Please copy the Munch Township text below word for word, from start to finish.

## [Reading passage]
....................

- Munch Township, Minnesota Location within the state of Minnesota Munch Township, Minnesota Munch Township, Minnesota (the United States)
- Coordinates: 45°57′13″N 92°50′50″W﻿ / ﻿45.95361°N 92.84722°W
- Country: United States
- State: Minnesota
- County: Pine

Area
- • Total: 36.1 sq mi (93.4 km^{2})
- • Land: 35.5 sq mi (91.9 km^{2})
- • Water: 0.58 sq mi (1.5 km^{2})
- Elevation: 922 ft (281 m)

Population (2000)
- • Total: 222
- • Density: 6.2/sq mi (2.4/km^{2})
- Time zone: UTC-6 (Central (CST))
- • Summer (DST): UTC-5 (CDT)
- FIPS code: 27-44764
- GNIS feature ID: 0665064

= Munch Township, Pine County, Minnesota =

Munch Township is a township in Pine County, Minnesota, United States. The population was 222 at the 2000 census.

Munch Township was named for three brothers named Munch who worked as lumberman in the area.

==Geography==
According to the United States Census Bureau, the township has a total area of 36.1 square miles (93.4 km^{2}), of which 35.5 square miles (91.9 km^{2}) is land and 0.6 square mile (1.5 km^{2}) (1.58%) is water.

....................

## [Material shown]
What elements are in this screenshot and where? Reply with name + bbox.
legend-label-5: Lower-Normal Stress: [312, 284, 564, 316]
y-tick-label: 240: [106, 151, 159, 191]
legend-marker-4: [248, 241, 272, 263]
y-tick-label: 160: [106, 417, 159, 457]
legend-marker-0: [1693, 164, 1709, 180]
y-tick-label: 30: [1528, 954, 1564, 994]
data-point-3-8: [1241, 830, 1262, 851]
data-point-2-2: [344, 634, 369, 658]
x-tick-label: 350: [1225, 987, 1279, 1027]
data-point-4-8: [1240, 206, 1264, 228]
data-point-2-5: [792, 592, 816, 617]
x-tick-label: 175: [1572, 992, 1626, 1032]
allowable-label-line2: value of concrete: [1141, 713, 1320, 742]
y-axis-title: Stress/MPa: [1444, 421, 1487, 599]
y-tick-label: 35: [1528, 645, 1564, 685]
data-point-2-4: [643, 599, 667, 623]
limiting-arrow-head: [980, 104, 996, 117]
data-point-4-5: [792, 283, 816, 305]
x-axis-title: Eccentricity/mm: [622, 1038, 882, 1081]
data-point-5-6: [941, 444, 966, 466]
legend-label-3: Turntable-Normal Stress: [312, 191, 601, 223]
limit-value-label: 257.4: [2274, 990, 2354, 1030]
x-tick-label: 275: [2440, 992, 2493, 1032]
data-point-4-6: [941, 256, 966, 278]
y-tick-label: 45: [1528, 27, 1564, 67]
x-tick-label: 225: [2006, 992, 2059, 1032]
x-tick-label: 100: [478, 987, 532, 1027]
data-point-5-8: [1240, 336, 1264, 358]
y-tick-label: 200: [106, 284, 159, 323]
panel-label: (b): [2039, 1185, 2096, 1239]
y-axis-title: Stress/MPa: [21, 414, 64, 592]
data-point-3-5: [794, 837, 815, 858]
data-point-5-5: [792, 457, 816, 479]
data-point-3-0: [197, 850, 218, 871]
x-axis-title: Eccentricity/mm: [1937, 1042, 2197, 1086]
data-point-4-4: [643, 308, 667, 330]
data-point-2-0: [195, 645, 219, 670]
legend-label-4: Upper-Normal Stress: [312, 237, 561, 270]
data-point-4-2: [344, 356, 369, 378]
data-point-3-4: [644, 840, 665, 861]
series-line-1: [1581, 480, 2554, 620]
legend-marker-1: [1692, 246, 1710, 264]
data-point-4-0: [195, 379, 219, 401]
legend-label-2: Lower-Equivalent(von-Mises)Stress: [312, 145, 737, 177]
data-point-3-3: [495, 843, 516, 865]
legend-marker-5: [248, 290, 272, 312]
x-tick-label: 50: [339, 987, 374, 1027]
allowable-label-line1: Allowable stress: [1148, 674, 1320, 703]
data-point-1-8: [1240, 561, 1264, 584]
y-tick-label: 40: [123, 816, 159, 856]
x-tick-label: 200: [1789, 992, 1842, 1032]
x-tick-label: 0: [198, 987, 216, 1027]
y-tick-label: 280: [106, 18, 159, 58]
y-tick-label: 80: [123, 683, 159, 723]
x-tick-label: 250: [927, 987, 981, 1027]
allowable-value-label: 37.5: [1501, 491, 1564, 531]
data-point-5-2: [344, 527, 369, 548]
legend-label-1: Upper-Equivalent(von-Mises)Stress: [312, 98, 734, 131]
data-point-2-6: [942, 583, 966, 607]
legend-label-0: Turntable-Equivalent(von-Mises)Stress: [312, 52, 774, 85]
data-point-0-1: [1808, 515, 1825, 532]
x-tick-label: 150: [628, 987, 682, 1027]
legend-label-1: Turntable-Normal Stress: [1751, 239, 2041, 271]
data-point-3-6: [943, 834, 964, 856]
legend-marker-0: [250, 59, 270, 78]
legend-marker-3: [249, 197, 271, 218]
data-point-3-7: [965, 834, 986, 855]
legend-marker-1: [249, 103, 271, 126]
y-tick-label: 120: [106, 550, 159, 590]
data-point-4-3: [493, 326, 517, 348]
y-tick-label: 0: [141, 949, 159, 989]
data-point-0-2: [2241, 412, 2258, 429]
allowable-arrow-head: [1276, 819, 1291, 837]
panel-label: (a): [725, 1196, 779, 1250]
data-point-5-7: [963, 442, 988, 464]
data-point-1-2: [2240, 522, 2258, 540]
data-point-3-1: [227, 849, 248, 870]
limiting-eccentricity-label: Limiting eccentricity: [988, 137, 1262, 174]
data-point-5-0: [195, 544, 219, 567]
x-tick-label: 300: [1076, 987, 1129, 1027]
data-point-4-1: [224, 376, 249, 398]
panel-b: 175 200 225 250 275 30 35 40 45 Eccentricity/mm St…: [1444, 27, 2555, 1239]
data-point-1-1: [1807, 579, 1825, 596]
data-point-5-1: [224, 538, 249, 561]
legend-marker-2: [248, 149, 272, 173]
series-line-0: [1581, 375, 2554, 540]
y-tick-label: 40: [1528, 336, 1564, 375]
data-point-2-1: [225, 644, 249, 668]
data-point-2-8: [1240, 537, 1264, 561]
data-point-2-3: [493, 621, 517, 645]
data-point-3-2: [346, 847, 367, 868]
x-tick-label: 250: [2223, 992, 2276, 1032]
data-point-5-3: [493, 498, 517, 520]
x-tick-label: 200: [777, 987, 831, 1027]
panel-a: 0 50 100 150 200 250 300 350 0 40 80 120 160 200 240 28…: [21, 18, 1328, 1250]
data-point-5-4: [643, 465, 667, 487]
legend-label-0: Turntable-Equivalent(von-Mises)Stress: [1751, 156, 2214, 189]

....................

## [Answer box]
- Munch Township, Minnesota Location within the state of Minnesota Munch Township, Minnesota Munch Township, Minnesota (the United States)
- Coordinates: 45°57′13″N 92°50′50″W﻿ / ﻿45.95361°N 92.84722°W
- Country: United States
- State: Minnesota
- County: Pine

Area
- • Total: 36.1 sq mi (93.4 km^{2})
- • Land: 35.5 sq mi (91.9 km^{2})
- • Water: 0.58 sq mi (1.5 km^{2})
- Elevation: 922 ft (281 m)

Population (2000)
- • Total: 222
- • Density: 6.2/sq mi (2.4/km^{2})
- Time zone: UTC-6 (Central (CST))
- • Summer (DST): UTC-5 (CDT)
- FIPS code: 27-44764
- GNIS feature ID: 0665064

= Munch Township, Pine County, Minnesota =

Munch Township is a township in Pine County, Minnesota, United States. The population was 222 at the 2000 census.

Munch Township was named for three brothers named Munch who worked as lumberman in the area.

==Geography==
According to the United States Census Bureau, the township has a total area of 36.1 square miles (93.4 km^{2}), of which 35.5 square miles (91.9 km^{2}) is land and 0.6 square mile (1.5 km^{2}) (1.58%) is water.